[BEGIN RECORDS SHOWN]
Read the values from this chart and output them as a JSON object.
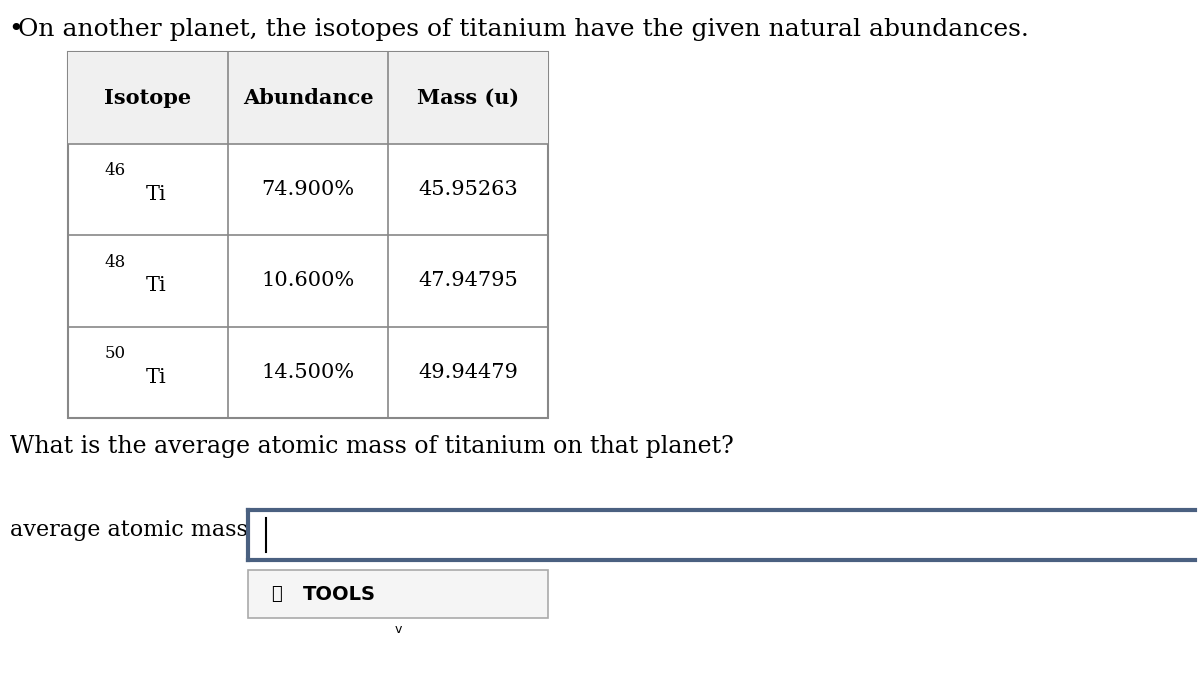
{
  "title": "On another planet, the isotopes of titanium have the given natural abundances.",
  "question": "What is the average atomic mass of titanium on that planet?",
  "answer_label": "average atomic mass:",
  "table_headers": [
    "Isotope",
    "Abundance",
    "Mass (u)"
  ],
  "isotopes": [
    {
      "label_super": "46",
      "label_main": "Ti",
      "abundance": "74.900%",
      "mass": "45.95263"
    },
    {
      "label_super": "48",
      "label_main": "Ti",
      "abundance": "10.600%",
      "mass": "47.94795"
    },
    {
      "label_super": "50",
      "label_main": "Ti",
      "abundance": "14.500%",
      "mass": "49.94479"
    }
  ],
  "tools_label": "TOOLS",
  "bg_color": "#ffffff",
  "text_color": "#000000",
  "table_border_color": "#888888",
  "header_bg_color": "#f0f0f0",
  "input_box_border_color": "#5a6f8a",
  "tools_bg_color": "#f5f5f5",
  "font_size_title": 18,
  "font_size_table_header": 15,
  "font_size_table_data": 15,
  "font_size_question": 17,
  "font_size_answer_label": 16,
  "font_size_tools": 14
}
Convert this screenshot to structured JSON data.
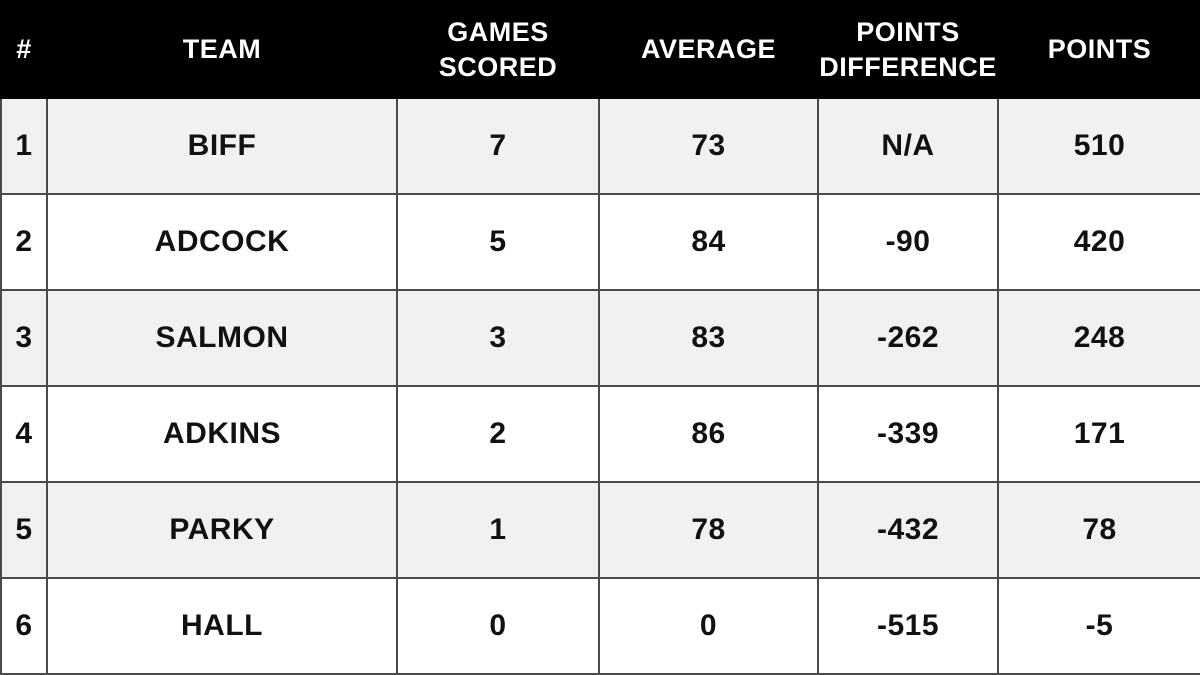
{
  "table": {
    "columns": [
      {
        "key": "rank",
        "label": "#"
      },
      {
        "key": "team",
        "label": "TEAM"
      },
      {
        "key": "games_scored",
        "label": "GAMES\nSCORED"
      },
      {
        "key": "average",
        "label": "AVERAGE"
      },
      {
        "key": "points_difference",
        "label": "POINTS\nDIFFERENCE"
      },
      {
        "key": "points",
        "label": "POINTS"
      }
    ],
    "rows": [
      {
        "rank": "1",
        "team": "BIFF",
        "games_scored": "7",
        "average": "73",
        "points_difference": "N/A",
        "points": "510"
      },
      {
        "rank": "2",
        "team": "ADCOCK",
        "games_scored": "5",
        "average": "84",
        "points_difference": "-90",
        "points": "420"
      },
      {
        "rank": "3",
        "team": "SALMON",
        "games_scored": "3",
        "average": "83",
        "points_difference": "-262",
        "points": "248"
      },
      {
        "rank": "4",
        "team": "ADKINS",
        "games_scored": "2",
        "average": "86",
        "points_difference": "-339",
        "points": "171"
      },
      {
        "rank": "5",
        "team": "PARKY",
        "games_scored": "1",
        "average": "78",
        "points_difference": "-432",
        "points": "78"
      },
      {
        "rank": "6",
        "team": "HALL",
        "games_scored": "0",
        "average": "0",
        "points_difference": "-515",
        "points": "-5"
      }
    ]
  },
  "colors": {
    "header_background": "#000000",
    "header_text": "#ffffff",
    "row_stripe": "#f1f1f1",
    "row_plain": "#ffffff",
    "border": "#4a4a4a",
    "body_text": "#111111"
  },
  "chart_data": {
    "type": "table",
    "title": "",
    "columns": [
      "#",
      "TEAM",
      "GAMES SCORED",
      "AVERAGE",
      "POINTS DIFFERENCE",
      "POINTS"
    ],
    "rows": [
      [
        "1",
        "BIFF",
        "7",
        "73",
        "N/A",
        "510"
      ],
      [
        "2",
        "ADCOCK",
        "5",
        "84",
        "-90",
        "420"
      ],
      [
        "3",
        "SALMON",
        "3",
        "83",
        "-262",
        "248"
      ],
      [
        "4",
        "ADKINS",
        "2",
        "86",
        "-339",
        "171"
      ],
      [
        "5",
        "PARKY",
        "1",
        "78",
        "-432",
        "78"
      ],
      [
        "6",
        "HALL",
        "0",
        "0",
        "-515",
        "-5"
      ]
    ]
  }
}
[END RECORDS SHOWN]
WHAT IS ASKED - Every line in the data that holds "isotopes" should be copied out.

ANSWER -
  "title": "On another planet, the isotopes of titanium have the given natural abundances.",
  "isotopes": [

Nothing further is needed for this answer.